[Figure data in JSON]
** Start **
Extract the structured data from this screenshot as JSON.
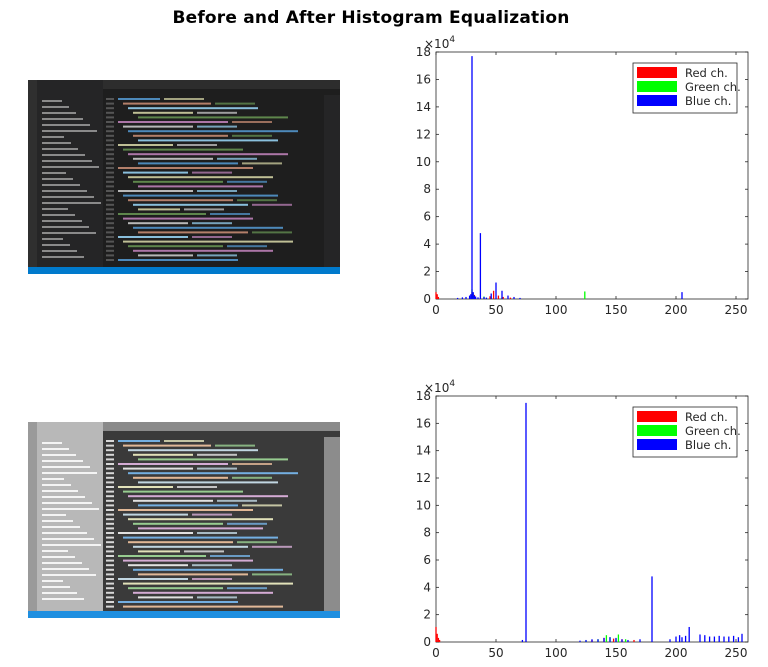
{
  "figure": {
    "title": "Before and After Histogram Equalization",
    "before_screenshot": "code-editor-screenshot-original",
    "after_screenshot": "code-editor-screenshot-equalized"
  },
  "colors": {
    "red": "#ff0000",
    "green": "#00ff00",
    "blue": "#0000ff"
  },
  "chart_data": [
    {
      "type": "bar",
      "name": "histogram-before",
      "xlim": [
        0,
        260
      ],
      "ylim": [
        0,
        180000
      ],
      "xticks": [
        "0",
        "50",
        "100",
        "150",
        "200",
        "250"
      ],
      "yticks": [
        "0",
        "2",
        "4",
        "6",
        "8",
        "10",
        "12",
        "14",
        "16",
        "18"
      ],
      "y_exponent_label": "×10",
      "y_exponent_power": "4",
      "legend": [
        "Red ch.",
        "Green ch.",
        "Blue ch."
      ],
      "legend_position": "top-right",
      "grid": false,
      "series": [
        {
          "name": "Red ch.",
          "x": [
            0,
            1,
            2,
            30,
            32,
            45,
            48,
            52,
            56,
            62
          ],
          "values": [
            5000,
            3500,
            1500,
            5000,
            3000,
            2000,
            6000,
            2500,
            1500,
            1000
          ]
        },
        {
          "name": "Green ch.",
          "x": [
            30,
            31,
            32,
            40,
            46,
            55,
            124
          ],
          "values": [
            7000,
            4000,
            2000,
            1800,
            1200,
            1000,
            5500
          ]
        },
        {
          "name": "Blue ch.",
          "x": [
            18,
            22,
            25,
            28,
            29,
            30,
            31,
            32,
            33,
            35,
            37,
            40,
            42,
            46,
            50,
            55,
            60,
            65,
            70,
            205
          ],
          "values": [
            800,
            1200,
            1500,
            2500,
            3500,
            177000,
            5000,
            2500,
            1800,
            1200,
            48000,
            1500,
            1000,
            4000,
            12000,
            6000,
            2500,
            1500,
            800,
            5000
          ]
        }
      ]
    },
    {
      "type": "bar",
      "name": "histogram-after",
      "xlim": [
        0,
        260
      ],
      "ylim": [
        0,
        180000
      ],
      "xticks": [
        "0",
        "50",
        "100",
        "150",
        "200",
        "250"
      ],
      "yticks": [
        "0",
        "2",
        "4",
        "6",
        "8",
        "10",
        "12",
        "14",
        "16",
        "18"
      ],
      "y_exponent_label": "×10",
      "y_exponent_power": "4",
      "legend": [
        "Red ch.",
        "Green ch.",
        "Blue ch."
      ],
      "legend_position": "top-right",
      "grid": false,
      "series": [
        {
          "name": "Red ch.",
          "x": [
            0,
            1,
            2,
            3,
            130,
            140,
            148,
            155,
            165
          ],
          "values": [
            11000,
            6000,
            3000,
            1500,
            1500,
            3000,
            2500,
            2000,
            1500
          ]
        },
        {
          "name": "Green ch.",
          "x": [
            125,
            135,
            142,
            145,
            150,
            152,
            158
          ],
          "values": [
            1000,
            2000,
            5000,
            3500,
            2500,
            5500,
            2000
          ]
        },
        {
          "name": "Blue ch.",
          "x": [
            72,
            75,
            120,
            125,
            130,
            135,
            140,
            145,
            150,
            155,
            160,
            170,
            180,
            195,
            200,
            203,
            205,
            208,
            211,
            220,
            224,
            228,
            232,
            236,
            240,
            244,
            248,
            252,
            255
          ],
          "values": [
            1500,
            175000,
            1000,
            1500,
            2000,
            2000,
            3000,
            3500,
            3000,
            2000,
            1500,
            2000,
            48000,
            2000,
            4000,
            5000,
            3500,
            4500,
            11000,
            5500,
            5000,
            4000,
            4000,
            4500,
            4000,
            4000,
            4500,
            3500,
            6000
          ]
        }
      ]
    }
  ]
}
** End **
**YOUR TASK**
Transcribe all of the entries word for word, but skip any pictures they contain.

**FINISHED ANSWER**
Extract the structured data from this screenshot as JSON.
{
  "figure": {
    "title": "Before and After Histogram Equalization",
    "before_screenshot": "code-editor-screenshot-original",
    "after_screenshot": "code-editor-screenshot-equalized"
  },
  "colors": {
    "red": "#ff0000",
    "green": "#00ff00",
    "blue": "#0000ff"
  },
  "chart_data": [
    {
      "type": "bar",
      "name": "histogram-before",
      "xlim": [
        0,
        260
      ],
      "ylim": [
        0,
        180000
      ],
      "xticks": [
        "0",
        "50",
        "100",
        "150",
        "200",
        "250"
      ],
      "yticks": [
        "0",
        "2",
        "4",
        "6",
        "8",
        "10",
        "12",
        "14",
        "16",
        "18"
      ],
      "y_exponent_label": "×10",
      "y_exponent_power": "4",
      "legend": [
        "Red ch.",
        "Green ch.",
        "Blue ch."
      ],
      "legend_position": "top-right",
      "grid": false,
      "series": [
        {
          "name": "Red ch.",
          "x": [
            0,
            1,
            2,
            30,
            32,
            45,
            48,
            52,
            56,
            62
          ],
          "values": [
            5000,
            3500,
            1500,
            5000,
            3000,
            2000,
            6000,
            2500,
            1500,
            1000
          ]
        },
        {
          "name": "Green ch.",
          "x": [
            30,
            31,
            32,
            40,
            46,
            55,
            124
          ],
          "values": [
            7000,
            4000,
            2000,
            1800,
            1200,
            1000,
            5500
          ]
        },
        {
          "name": "Blue ch.",
          "x": [
            18,
            22,
            25,
            28,
            29,
            30,
            31,
            32,
            33,
            35,
            37,
            40,
            42,
            46,
            50,
            55,
            60,
            65,
            70,
            205
          ],
          "values": [
            800,
            1200,
            1500,
            2500,
            3500,
            177000,
            5000,
            2500,
            1800,
            1200,
            48000,
            1500,
            1000,
            4000,
            12000,
            6000,
            2500,
            1500,
            800,
            5000
          ]
        }
      ]
    },
    {
      "type": "bar",
      "name": "histogram-after",
      "xlim": [
        0,
        260
      ],
      "ylim": [
        0,
        180000
      ],
      "xticks": [
        "0",
        "50",
        "100",
        "150",
        "200",
        "250"
      ],
      "yticks": [
        "0",
        "2",
        "4",
        "6",
        "8",
        "10",
        "12",
        "14",
        "16",
        "18"
      ],
      "y_exponent_label": "×10",
      "y_exponent_power": "4",
      "legend": [
        "Red ch.",
        "Green ch.",
        "Blue ch."
      ],
      "legend_position": "top-right",
      "grid": false,
      "series": [
        {
          "name": "Red ch.",
          "x": [
            0,
            1,
            2,
            3,
            130,
            140,
            148,
            155,
            165
          ],
          "values": [
            11000,
            6000,
            3000,
            1500,
            1500,
            3000,
            2500,
            2000,
            1500
          ]
        },
        {
          "name": "Green ch.",
          "x": [
            125,
            135,
            142,
            145,
            150,
            152,
            158
          ],
          "values": [
            1000,
            2000,
            5000,
            3500,
            2500,
            5500,
            2000
          ]
        },
        {
          "name": "Blue ch.",
          "x": [
            72,
            75,
            120,
            125,
            130,
            135,
            140,
            145,
            150,
            155,
            160,
            170,
            180,
            195,
            200,
            203,
            205,
            208,
            211,
            220,
            224,
            228,
            232,
            236,
            240,
            244,
            248,
            252,
            255
          ],
          "values": [
            1500,
            175000,
            1000,
            1500,
            2000,
            2000,
            3000,
            3500,
            3000,
            2000,
            1500,
            2000,
            48000,
            2000,
            4000,
            5000,
            3500,
            4500,
            11000,
            5500,
            5000,
            4000,
            4000,
            4500,
            4000,
            4000,
            4500,
            3500,
            6000
          ]
        }
      ]
    }
  ]
}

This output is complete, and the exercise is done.